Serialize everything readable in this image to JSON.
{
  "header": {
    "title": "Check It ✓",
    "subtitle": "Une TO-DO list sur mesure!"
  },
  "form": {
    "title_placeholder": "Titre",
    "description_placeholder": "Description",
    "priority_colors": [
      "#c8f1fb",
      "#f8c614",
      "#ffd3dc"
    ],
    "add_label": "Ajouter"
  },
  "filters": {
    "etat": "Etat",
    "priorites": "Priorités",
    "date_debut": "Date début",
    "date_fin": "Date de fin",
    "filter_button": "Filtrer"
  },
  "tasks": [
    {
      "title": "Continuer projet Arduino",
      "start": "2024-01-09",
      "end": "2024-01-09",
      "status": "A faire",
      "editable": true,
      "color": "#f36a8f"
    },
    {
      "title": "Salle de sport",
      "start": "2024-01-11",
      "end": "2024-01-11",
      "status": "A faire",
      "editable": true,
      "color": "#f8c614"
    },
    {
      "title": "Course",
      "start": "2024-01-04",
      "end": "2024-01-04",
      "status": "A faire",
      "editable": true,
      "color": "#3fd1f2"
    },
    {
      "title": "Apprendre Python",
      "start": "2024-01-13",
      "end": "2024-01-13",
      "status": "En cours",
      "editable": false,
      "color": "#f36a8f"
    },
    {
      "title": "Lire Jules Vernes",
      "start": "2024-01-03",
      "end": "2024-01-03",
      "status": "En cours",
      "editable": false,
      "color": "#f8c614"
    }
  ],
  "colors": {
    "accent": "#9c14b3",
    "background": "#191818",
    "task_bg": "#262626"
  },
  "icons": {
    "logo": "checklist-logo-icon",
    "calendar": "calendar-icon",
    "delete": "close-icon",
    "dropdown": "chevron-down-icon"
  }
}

The task – Repeat the entries shown above, every one, word for word.

The solution –
Serialize everything readable in this image to JSON.
{
  "header": {
    "title": "Check It ✓",
    "subtitle": "Une TO-DO list sur mesure!"
  },
  "form": {
    "title_placeholder": "Titre",
    "description_placeholder": "Description",
    "priority_colors": [
      "#c8f1fb",
      "#f8c614",
      "#ffd3dc"
    ],
    "add_label": "Ajouter"
  },
  "filters": {
    "etat": "Etat",
    "priorites": "Priorités",
    "date_debut": "Date début",
    "date_fin": "Date de fin",
    "filter_button": "Filtrer"
  },
  "tasks": [
    {
      "title": "Continuer projet Arduino",
      "start": "2024-01-09",
      "end": "2024-01-09",
      "status": "A faire",
      "editable": true,
      "color": "#f36a8f"
    },
    {
      "title": "Salle de sport",
      "start": "2024-01-11",
      "end": "2024-01-11",
      "status": "A faire",
      "editable": true,
      "color": "#f8c614"
    },
    {
      "title": "Course",
      "start": "2024-01-04",
      "end": "2024-01-04",
      "status": "A faire",
      "editable": true,
      "color": "#3fd1f2"
    },
    {
      "title": "Apprendre Python",
      "start": "2024-01-13",
      "end": "2024-01-13",
      "status": "En cours",
      "editable": false,
      "color": "#f36a8f"
    },
    {
      "title": "Lire Jules Vernes",
      "start": "2024-01-03",
      "end": "2024-01-03",
      "status": "En cours",
      "editable": false,
      "color": "#f8c614"
    }
  ],
  "colors": {
    "accent": "#9c14b3",
    "background": "#191818",
    "task_bg": "#262626"
  },
  "icons": {
    "logo": "checklist-logo-icon",
    "calendar": "calendar-icon",
    "delete": "close-icon",
    "dropdown": "chevron-down-icon"
  }
}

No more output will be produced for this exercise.